### PAGE TEXT
----

Telemedicine continues to gain attention and acceptance by patients and healthcare professionals. In early 2016 we wrote about growing medical community interest in telemedicine. In mid-2016 the American Medical Association provided guidance for telemedicine. As the year comes to a close, the focus on telemedicine has grown even wide-reaching.

The Federation of State Medical Boards (FSMB) issued its annual report based on the most important regulatory topics for 2016 of its 57 separate member organizations. Of all the issues, telemedicine topped the list. The boards were asked to choose the five most important topics from a list of 15 choices; three out of four chose telemedicine. The next four most important regulatory topics were resources related to opioid prescribing, the Interstate Medical Licensure Compact (IMLC), physician reentry into practice, and medical marijuana.

The federation doesn’t just take surveys. For each of the five top regulatory topics for 2016, the FSMB issued model policies, guidelines, or legislation. For telemedicine, the federation issued its “Model Policy for the Appropriate Use of Telemedicine Technologies in the Practice of Medicine.” Most of the policy is concerned with professional practices, record keeping and confidentiality, and patient disclosure and informed consent. This issue is particularly important because physicians currently face a web of state and federal requirements and restrictions about the practice of telemedicine, and a lot of work needs to be done in order to remove barriers and provide incentives for broader use of telemedicine technology without risking a lower standard of care for patients.

----

### STORED DATA
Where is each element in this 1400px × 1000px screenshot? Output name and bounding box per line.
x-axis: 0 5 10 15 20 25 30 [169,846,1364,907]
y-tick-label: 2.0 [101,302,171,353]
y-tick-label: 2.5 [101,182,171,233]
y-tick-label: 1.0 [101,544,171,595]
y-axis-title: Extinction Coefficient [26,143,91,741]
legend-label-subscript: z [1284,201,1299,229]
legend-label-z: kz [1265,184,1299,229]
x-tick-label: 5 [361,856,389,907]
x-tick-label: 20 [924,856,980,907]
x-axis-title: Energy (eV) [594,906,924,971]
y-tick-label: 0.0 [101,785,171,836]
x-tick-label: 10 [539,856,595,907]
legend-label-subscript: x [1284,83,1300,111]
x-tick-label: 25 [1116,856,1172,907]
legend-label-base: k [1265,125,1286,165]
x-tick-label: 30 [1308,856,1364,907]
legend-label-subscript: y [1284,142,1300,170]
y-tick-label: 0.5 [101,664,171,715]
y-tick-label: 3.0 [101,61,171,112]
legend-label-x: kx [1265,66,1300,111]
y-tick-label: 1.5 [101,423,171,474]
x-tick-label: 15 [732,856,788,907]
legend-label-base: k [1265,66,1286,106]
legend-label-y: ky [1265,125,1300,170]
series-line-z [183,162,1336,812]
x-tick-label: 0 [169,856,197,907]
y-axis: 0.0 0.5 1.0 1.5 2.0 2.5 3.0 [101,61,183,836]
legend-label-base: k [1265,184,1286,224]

----

### TASKS TO CARRY OUT
1: Condense the paragraph of the telemedicine text that opens with "The Federation of State Medical Boards (FSMB) issued" into a shorter version that keeps its main facts.
2: Reproduce verbatim the passage of the telemedicine text that begins at the words "Telemedicine continues to" and stops after the words "and medical marijuana.".
Rely solely on the telemedicine text, not on the records.

### PER-TASK OUTPUTS
1: The FSMB's annual report surveyed its 57 member organizations on the most important regulatory topics for 2016. Asked to pick five of 15 topics, three out of four boards chose telemedicine, which ranked first. The next four were resources related to opioid prescribing, the Interstate Medical Licensure Compact (IMLC), physician reentry into practice, and medical marijuana.

2:
Telemedicine continues to gain attention and acceptance by patients and healthcare professionals. In early 2016 we wrote about growing medical community interest in telemedicine. In mid-2016 the American Medical Association provided guidance for telemedicine. As the year comes to a close, the focus on telemedicine has grown even wide-reaching.

The Federation of State Medical Boards (FSMB) issued its annual report based on the most important regulatory topics for 2016 of its 57 separate member organizations. Of all the issues, telemedicine topped the list. The boards were asked to choose the five most important topics from a list of 15 choices; three out of four chose telemedicine. The next four most important regulatory topics were resources related to opioid prescribing, the Interstate Medical Licensure Compact (IMLC), physician reentry into practice, and medical marijuana.